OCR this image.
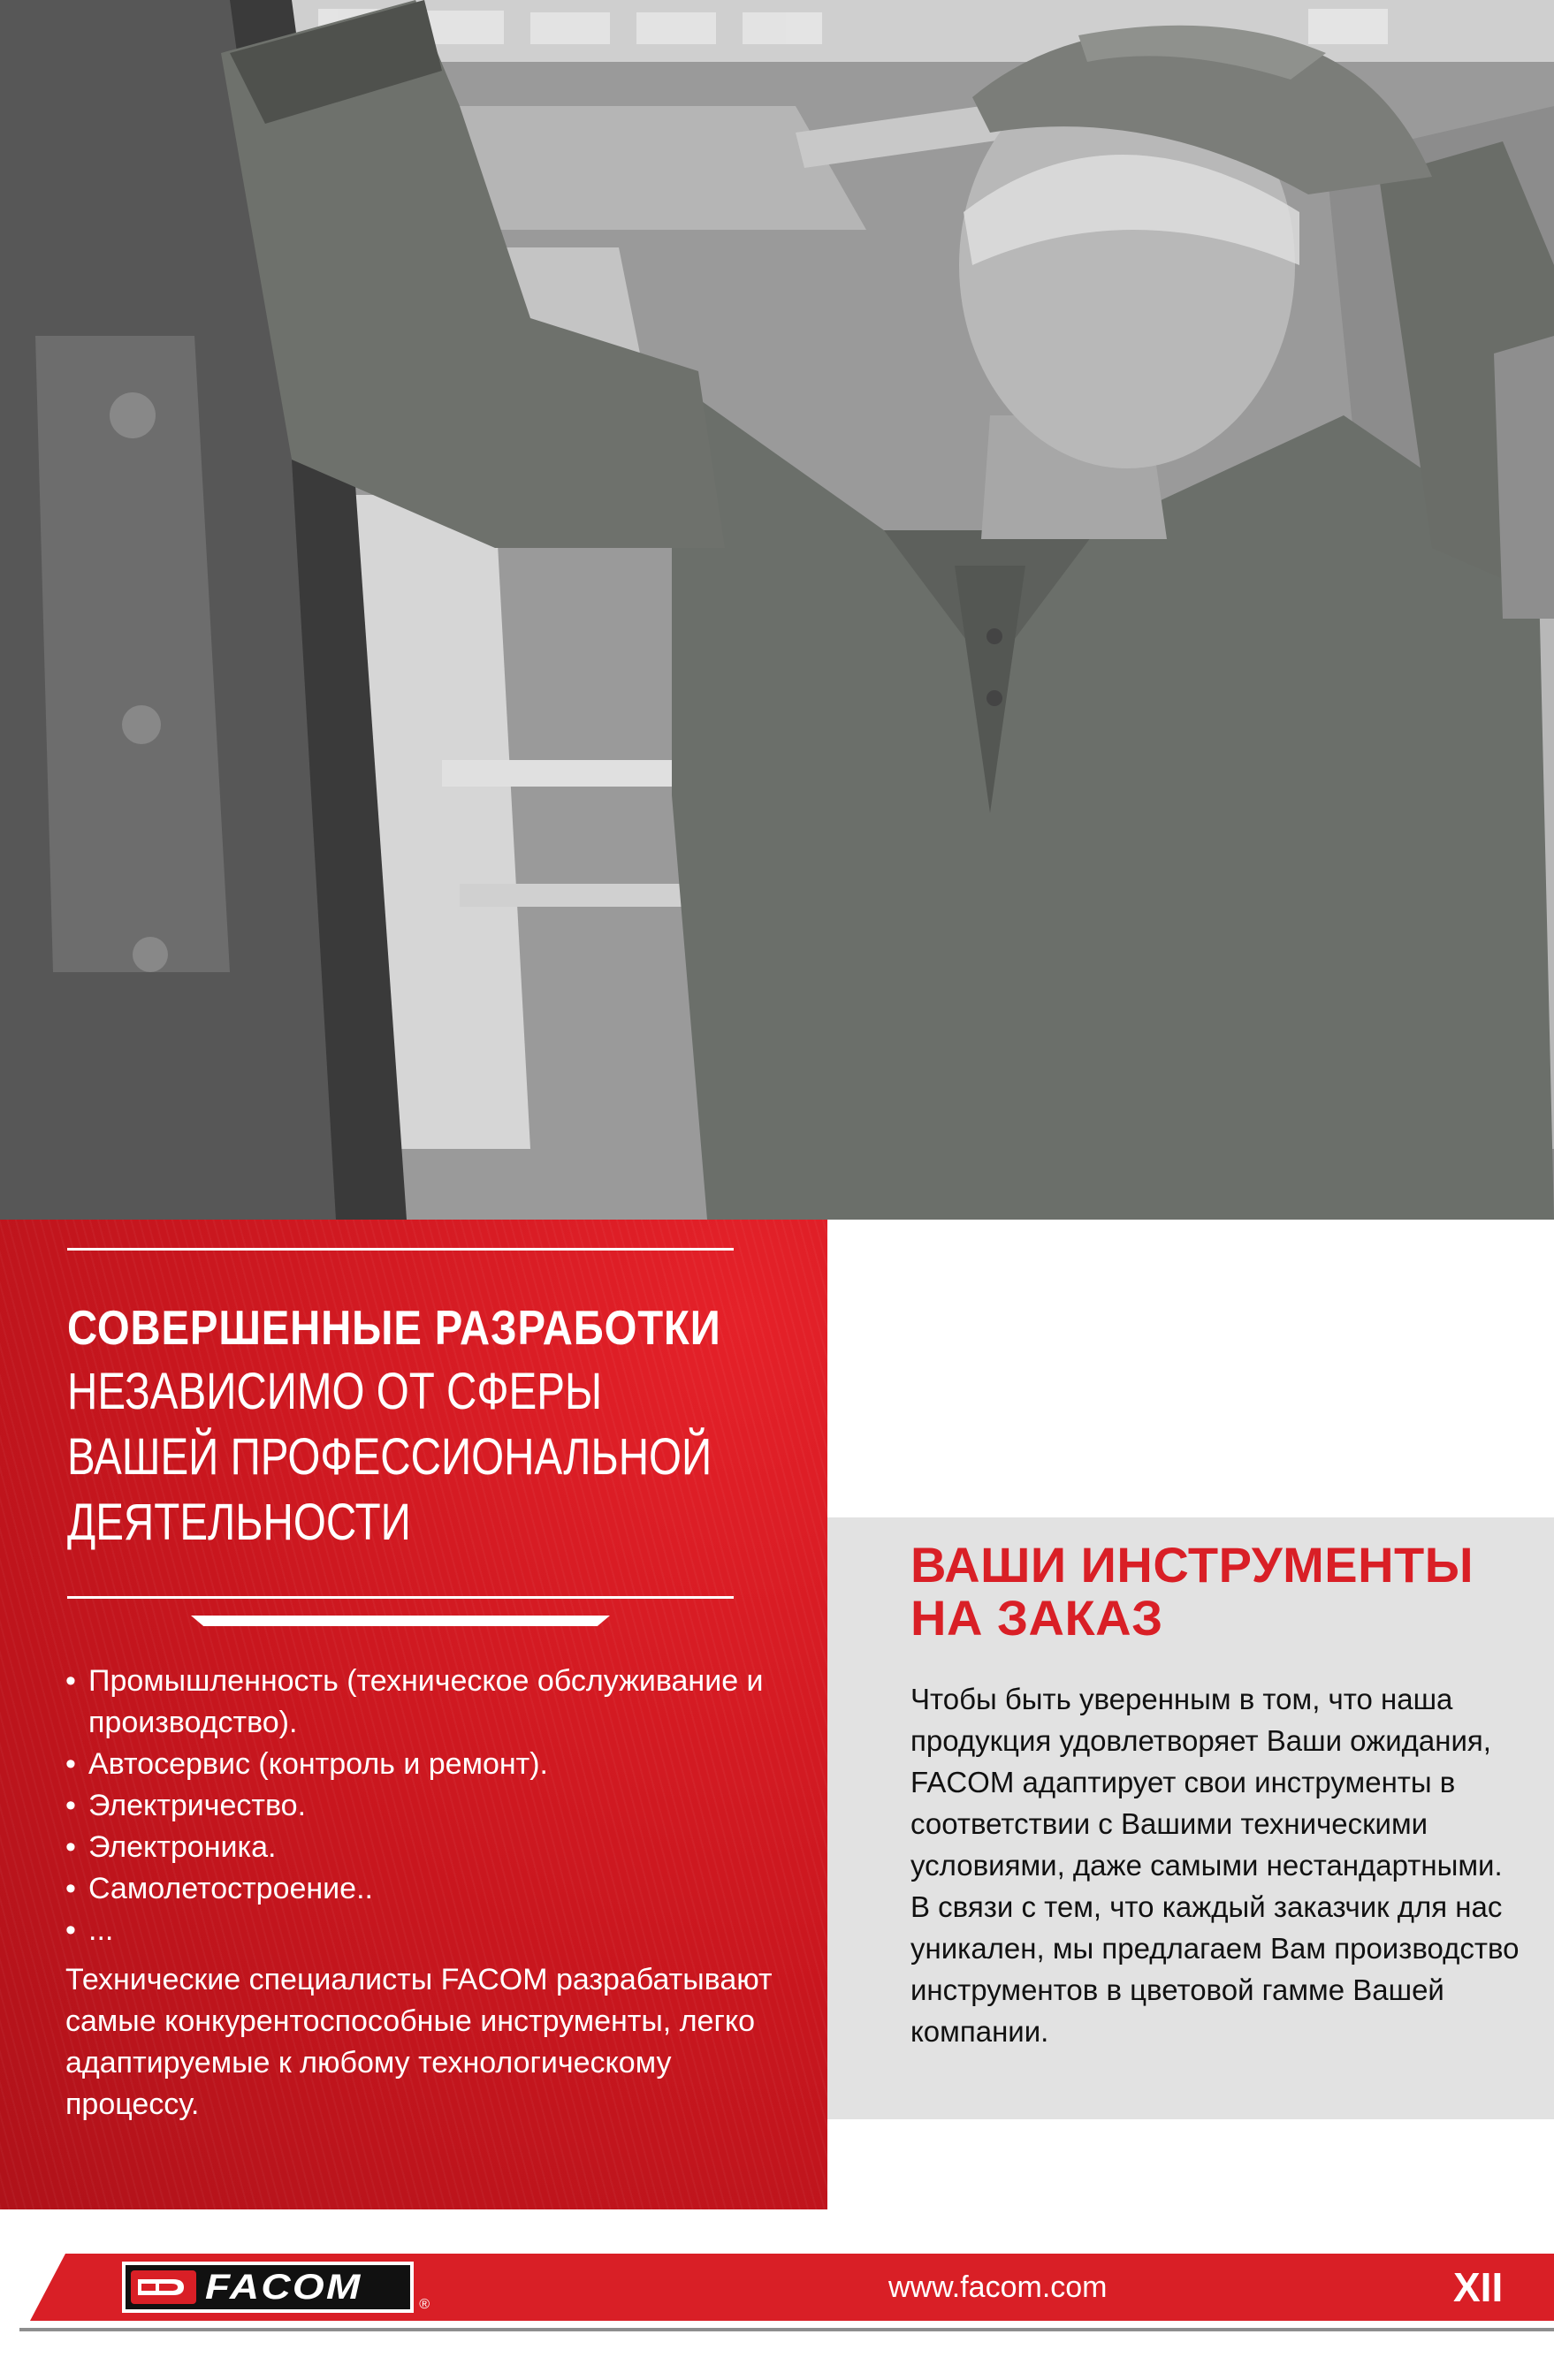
СОВЕРШЕННЫЕ РАЗРАБОТКИ
НЕЗАВИСИМО ОТ СФЕРЫ
ВАШЕЙ ПРОФЕССИОНАЛЬНОЙ
ДЕЯТЕЛЬНОСТИ
• Промышленность (техническое обслуживание и производство).
• Автосервис (контроль и ремонт).
• Электричество.
• Электроника.
• Самолетостроение..
• ...

Технические специалисты FACOM разрабатывают самые конкурентоспособные инструменты, легко адаптируемые к любому технологическому процессу.

ВАШИ ИНСТРУМЕНТЫ
НА ЗАКАЗ

Чтобы быть уверенным в том, что наша продукция удовлетворяет Ваши ожидания, FACOM адаптирует свои инструменты в соответствии с Вашими техническими условиями, даже самыми нестандартными. В связи с тем, что каждый заказчик для нас уникален, мы предлагаем Вам производство инструментов в цветовой гамме Вашей компании.

FACOM	®
www.facom.com	XII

→ Your objective
Repeat the material above verbatim, with no pictures in the output.

→ Full output
OCR this image.
СОВЕРШЕННЫЕ РАЗРАБОТКИ
НЕЗАВИСИМО ОТ СФЕРЫ
ВАШЕЙ ПРОФЕССИОНАЛЬНОЙ
ДЕЯТЕЛЬНОСТИ
• Промышленность (техническое обслуживание и производство).
• Автосервис (контроль и ремонт).
• Электричество.
• Электроника.
• Самолетостроение..
• ...

Технические специалисты FACOM разрабатывают самые конкурентоспособные инструменты, легко адаптируемые к любому технологическому процессу.

ВАШИ ИНСТРУМЕНТЫ
НА ЗАКАЗ

Чтобы быть уверенным в том, что наша продукция удовлетворяет Ваши ожидания, FACOM адаптирует свои инструменты в соответствии с Вашими техническими условиями, даже самыми нестандартными. В связи с тем, что каждый заказчик для нас уникален, мы предлагаем Вам производство инструментов в цветовой гамме Вашей компании.

FACOM	®
www.facom.com	XII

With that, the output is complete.